BEGIN Reading text

Embeddings (OpenAI) (Generative Models)
Synopsis
Calculates embeddings from a text column and stores them as new column.Description
This operator calculates an embedding (a vector in a high-dimensional space) from a text column. The resulting vectors are stored in a new column. These embeddings can be used as input to machine learning algorithms but also as input to vector stores for performing similarity-based retrieval. The most common OpenAI models used for embeddings, text-embedding-3-small or text-embedding-ada-002, produce output vectors with a dimension of 1536. Please refer to the documentation to learn more about the vector size for other models: https://platform.openai.com/docs/guides/embeddings The models of version 3 can also utilize the dimensions parameter to get the desired number of dimensions of the embeddings. Please also note that all embedding operators write the number of dimensions as log entry, too.Input
- data (Data table)
The data containing the text column for which the embedding should be added.
- connection (Connection)
A connection object to OpenAI.
Output
- data (Data table)
The resulting data set with the new embedding column.
- connection (Connection)
The input connection object to OpenAI.

END Reading text

• **What you need to do**:
1 – Answer these questions about the page on the OpenAI embeddings operator:
(a) What output vector dimension do text-embedding-3-small and text-embedding-ada-002 produce?
(b) Which parameter can the version 3 models use to set the number of embedding dimensions?
(c) What does the connection output deliver?
2 – Please carry on the OpenAI embeddings operator page after its final line.

BEGIN Record excerpts

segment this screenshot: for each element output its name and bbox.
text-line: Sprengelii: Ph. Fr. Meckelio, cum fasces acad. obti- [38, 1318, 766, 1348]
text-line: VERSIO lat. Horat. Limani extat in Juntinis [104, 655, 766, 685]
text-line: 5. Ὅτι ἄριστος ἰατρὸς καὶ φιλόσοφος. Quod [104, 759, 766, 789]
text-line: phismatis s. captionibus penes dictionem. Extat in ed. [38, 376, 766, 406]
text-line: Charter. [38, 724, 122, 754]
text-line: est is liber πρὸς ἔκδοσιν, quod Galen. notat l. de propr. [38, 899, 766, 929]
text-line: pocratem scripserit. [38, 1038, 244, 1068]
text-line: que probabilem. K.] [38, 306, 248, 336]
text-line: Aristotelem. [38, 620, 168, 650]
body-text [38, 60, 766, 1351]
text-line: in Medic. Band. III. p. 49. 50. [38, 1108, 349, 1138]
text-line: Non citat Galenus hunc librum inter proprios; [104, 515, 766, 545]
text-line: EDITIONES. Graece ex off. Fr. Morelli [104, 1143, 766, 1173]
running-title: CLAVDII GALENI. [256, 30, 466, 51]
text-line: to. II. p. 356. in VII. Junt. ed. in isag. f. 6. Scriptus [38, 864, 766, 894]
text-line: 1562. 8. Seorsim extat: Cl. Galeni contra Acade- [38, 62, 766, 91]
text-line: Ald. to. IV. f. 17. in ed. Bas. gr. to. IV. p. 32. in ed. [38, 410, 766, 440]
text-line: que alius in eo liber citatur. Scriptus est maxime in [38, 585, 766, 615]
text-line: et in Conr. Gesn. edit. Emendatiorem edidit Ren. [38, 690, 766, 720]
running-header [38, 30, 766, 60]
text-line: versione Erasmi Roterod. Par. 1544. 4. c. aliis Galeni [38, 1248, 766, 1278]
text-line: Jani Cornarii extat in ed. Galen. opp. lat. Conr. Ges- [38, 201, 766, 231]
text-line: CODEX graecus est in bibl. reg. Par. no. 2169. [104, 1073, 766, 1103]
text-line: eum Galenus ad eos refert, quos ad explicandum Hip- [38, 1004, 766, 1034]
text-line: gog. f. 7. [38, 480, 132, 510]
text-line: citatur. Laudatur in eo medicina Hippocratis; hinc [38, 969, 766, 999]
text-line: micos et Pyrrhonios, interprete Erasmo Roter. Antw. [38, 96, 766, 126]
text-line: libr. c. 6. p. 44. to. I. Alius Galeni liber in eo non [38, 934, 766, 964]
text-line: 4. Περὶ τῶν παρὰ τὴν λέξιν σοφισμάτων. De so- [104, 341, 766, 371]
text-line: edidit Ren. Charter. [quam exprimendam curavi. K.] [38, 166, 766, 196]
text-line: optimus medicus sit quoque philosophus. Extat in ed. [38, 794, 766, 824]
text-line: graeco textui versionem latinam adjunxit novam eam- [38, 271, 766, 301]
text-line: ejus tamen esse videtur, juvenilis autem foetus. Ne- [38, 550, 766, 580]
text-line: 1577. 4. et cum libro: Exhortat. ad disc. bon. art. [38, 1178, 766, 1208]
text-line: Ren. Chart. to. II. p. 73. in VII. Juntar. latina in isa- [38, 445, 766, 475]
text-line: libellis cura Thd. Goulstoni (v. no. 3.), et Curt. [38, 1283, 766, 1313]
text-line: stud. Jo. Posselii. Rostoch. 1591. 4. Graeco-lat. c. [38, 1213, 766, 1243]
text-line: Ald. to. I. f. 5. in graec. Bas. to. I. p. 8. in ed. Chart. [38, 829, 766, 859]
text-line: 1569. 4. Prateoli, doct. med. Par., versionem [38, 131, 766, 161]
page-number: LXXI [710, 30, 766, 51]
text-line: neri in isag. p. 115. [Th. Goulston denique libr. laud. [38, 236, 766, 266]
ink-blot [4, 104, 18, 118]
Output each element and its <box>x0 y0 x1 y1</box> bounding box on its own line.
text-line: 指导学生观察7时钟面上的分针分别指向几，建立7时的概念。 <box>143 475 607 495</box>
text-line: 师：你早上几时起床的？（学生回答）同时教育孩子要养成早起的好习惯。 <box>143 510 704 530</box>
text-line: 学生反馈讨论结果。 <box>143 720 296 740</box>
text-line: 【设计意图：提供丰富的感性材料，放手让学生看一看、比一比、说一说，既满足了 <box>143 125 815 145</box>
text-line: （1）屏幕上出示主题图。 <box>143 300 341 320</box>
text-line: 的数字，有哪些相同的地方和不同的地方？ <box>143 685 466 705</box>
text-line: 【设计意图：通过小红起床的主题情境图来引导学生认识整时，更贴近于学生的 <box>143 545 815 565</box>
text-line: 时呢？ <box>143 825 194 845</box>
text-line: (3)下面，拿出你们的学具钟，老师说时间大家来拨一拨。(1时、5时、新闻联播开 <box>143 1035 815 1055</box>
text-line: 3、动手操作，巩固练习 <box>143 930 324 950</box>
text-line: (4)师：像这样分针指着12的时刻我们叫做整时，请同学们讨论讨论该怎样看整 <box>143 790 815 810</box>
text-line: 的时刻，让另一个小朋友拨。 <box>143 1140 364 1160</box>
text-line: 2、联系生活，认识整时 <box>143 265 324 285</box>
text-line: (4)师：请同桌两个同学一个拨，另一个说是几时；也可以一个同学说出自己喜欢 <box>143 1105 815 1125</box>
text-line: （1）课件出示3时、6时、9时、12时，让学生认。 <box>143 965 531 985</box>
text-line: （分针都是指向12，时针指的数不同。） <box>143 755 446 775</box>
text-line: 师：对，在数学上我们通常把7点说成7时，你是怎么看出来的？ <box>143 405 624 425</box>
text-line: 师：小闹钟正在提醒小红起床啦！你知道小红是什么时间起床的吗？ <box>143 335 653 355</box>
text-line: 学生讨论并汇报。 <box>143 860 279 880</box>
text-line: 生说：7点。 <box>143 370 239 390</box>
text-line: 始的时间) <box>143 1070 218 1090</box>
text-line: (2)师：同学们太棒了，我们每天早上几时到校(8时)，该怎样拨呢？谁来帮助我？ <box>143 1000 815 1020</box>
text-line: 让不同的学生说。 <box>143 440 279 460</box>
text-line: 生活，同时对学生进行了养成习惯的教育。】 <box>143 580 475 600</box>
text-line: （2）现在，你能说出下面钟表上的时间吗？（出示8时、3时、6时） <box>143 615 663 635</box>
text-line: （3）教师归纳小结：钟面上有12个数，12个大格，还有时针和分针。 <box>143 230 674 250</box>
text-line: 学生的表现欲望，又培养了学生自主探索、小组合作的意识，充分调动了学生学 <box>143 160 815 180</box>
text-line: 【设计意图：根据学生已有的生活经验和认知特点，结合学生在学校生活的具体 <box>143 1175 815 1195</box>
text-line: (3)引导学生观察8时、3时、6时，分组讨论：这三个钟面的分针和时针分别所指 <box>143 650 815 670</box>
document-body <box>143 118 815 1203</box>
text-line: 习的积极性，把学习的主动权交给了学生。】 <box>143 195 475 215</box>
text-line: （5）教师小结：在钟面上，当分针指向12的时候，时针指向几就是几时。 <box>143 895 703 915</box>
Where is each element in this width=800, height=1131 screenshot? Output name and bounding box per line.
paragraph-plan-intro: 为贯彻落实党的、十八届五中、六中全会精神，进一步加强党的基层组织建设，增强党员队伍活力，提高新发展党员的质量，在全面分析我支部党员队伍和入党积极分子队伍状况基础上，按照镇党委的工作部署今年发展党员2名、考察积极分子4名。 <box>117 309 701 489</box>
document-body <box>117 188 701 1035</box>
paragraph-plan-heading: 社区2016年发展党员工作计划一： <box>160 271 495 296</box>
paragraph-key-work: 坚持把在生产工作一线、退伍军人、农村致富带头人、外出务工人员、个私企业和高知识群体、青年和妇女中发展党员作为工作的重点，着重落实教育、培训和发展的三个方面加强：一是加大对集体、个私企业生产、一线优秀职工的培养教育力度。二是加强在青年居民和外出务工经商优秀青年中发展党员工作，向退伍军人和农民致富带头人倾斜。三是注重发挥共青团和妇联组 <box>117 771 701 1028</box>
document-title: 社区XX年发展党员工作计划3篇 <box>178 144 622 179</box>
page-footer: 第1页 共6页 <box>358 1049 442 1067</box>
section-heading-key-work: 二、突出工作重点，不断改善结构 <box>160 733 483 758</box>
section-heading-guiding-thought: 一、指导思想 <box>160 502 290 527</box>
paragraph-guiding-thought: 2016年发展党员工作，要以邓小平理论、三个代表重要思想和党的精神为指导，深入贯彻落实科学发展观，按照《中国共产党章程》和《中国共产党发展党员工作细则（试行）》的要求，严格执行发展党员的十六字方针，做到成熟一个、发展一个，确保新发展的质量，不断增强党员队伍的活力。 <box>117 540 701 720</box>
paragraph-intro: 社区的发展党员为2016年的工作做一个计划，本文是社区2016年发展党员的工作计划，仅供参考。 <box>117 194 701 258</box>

END Record excerpts

• **Response list**:
1 –
(a) 1536
(b) The dimensions parameter
(c) The input connection object to OpenAI

2 –
Parameters
- model Identifies the model which should be used for calculating the embedding. Range:
- input The text column for which the embeddings should be calculated. Range:
- name The name of the column for storing the calculated embeddings. Range:
- dimensions The desired number of dimensions (optional). Only supported for the version 3 models. Please check the OpenAI documentation for details. Range:
- conda_environment The conda environment used for this downloading task. Additional packages may be installed into this environment, please refer to the extension documentation for additional details on this and on version requirements for Python and some packages which have be present in this environment. Range:
Tutorial Processes
Calculate embeddings with OpenAI
This process takes some texts as input and adds a new column with embeddings (a vector in a high-dimensional space) as a new column.